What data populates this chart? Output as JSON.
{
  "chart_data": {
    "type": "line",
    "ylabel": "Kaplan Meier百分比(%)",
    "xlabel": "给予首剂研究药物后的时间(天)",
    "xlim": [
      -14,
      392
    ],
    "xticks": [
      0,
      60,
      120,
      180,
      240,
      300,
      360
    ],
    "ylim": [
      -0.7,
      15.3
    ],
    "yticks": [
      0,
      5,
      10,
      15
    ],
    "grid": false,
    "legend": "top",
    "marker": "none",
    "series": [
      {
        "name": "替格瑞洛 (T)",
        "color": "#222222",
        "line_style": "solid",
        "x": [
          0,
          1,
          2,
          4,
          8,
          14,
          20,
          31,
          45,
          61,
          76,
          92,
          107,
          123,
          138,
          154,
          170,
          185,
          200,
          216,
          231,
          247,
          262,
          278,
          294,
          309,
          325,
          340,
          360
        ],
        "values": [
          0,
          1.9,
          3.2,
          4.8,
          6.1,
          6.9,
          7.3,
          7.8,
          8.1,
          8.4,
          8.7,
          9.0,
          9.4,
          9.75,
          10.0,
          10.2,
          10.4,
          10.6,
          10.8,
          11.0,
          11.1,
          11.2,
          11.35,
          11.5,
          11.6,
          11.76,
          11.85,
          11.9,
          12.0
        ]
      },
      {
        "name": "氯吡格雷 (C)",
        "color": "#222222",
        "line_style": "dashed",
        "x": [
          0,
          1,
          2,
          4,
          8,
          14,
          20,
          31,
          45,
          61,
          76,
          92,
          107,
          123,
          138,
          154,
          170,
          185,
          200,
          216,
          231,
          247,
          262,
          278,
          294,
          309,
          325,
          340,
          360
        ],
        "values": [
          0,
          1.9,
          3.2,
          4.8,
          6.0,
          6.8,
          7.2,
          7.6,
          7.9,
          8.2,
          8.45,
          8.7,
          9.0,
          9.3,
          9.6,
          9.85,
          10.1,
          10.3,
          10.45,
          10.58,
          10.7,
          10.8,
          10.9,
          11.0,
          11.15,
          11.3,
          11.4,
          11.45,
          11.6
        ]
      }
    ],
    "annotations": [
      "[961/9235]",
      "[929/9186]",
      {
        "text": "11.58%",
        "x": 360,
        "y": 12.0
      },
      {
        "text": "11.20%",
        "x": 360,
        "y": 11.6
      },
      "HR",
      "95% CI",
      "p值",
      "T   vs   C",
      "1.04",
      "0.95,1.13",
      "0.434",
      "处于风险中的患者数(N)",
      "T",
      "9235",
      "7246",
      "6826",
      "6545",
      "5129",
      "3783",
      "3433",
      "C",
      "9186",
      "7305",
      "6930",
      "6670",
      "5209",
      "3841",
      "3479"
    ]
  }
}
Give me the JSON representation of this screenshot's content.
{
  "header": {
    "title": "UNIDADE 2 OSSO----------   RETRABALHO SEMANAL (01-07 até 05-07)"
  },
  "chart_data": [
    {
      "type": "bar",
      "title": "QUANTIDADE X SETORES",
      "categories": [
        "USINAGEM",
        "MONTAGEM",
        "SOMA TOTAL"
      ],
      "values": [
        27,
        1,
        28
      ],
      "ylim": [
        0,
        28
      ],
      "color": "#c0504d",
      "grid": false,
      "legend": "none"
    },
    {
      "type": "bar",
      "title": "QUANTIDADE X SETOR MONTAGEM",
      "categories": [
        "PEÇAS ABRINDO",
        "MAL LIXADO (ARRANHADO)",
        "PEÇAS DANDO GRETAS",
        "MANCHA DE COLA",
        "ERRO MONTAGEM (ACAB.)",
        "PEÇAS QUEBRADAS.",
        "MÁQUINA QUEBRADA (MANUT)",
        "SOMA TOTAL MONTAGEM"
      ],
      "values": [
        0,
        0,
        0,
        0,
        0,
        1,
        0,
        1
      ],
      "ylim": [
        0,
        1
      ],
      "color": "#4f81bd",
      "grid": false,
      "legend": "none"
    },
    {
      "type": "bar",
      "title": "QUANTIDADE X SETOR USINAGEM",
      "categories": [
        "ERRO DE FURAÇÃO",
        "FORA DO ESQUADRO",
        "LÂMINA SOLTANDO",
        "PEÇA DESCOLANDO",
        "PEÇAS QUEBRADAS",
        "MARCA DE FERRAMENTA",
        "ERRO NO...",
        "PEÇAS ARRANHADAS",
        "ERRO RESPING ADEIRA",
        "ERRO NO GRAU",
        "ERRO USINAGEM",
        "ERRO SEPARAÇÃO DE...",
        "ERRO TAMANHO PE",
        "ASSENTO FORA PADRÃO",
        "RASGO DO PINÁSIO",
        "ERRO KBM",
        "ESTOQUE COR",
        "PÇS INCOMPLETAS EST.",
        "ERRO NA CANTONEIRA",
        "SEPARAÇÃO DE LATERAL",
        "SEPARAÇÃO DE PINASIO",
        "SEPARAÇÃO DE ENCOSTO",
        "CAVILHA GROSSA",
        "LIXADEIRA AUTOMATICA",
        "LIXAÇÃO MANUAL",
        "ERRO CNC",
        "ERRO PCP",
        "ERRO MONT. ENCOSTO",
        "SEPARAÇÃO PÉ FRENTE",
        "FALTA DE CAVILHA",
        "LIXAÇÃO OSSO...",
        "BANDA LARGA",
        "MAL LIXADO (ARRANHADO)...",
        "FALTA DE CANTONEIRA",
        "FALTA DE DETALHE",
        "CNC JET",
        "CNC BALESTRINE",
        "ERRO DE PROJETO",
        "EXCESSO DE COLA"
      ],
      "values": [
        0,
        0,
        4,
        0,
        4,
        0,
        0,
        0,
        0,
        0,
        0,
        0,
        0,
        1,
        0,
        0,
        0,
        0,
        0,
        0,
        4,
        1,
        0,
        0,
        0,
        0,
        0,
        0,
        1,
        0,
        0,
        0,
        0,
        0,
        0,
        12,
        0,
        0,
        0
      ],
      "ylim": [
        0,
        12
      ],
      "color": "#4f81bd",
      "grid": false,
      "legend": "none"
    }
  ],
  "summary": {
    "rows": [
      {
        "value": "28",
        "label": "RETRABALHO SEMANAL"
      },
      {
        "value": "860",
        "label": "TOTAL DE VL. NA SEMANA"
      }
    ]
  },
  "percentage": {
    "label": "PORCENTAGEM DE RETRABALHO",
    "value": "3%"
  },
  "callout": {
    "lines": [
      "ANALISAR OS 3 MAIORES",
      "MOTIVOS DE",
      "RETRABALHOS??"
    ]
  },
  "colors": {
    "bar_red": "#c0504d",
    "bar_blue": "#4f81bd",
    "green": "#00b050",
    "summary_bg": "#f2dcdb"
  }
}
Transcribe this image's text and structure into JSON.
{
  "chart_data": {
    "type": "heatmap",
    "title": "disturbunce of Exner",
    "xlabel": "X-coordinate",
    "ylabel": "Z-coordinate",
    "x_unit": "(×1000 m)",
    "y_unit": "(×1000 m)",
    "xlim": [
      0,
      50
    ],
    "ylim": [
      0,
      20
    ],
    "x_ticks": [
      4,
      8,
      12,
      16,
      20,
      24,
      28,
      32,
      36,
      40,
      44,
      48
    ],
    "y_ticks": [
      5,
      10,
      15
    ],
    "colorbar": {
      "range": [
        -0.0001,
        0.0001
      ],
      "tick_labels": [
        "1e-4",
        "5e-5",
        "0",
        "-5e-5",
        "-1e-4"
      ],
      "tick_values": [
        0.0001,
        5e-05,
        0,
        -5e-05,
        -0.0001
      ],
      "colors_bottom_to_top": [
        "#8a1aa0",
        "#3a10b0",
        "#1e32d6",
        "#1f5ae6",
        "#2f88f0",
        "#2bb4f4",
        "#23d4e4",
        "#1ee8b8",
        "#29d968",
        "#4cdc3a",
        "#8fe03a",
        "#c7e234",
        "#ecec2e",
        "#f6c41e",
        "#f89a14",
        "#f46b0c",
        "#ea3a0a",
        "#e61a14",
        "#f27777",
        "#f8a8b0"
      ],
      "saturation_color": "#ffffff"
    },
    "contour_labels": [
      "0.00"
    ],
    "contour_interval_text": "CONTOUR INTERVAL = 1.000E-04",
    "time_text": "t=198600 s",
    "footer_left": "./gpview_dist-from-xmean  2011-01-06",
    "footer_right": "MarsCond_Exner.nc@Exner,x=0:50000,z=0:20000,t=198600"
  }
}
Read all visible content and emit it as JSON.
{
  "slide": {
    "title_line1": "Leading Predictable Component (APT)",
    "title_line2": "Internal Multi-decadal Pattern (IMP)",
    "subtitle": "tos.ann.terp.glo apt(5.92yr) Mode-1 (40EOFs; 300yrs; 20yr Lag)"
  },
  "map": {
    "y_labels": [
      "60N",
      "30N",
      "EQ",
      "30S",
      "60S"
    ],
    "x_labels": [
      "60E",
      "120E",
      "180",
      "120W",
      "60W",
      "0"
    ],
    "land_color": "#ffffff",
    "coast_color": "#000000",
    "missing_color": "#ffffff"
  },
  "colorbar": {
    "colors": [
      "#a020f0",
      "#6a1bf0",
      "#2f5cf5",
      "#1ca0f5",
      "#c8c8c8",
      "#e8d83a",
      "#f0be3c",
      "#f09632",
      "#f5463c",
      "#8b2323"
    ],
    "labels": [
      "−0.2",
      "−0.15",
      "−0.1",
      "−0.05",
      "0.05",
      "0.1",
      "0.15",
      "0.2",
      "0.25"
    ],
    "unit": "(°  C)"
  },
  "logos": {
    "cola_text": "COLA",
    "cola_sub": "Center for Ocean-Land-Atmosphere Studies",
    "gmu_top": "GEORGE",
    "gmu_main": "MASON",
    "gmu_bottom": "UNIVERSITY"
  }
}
====
Copy out every line from the material above in which the word "JSON" appears.

- _Result of the exercise_
What data populates this chart? Output as JSON.
Give me the JSON representation of this screenshot's content.
Transcribe this image's text and structure into JSON.
Read all visible content and emit it as JSON.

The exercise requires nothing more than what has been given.